* _INPUT FOR THIS TASK_:
═══
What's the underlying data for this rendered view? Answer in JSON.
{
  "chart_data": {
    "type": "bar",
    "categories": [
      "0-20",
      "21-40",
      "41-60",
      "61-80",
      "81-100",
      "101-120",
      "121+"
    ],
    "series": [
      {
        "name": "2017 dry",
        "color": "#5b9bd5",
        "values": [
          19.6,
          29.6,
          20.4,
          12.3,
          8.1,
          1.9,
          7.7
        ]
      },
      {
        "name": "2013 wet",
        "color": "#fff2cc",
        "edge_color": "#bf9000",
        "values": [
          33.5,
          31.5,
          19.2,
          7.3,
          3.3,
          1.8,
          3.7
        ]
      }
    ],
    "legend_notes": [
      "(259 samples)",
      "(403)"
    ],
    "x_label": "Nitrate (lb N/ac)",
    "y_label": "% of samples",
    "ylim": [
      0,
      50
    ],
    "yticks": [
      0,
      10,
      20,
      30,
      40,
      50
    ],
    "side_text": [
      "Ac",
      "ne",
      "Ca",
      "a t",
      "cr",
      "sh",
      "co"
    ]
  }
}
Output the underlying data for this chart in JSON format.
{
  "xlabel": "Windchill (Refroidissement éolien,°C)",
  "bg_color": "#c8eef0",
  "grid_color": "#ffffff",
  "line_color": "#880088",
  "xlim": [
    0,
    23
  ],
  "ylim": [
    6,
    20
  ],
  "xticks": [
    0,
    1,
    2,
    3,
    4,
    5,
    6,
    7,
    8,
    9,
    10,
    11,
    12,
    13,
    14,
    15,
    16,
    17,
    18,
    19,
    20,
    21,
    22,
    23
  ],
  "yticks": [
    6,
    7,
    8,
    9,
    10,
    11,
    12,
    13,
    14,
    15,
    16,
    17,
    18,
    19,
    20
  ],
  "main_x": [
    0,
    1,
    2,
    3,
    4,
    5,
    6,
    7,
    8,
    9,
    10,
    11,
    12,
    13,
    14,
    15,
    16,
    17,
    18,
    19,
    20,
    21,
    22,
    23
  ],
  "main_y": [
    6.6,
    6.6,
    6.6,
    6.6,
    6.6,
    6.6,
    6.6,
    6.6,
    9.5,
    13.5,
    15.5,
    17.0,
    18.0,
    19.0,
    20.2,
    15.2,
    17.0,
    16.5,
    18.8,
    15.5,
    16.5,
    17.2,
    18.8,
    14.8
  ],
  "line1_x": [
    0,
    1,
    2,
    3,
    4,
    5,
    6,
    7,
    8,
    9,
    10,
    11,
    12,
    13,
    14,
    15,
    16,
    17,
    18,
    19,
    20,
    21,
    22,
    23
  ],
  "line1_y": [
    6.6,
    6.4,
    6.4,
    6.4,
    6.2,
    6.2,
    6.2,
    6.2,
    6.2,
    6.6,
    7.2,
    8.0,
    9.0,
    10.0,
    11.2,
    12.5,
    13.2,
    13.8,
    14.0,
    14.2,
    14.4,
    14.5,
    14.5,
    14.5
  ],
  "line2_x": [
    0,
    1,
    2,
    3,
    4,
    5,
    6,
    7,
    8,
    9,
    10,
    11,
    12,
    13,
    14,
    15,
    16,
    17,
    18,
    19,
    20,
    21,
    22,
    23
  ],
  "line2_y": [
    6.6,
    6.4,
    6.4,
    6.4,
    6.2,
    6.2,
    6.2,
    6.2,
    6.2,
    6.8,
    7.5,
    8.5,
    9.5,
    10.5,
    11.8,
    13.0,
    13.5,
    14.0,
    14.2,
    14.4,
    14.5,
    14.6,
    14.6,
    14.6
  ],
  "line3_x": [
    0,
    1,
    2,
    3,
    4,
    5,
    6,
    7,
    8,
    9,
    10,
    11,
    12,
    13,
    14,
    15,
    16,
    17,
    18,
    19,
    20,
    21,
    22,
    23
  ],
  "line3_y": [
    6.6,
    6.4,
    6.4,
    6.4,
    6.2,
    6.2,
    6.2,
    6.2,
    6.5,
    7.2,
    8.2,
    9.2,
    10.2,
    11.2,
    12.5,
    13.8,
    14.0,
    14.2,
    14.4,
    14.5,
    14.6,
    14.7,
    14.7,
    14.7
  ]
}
═══
* _WHAT YOU SHOULD DO_: Figure out how many lines above include the string "JSON", then report that number and nothing else.

* _THE REPLY_: 2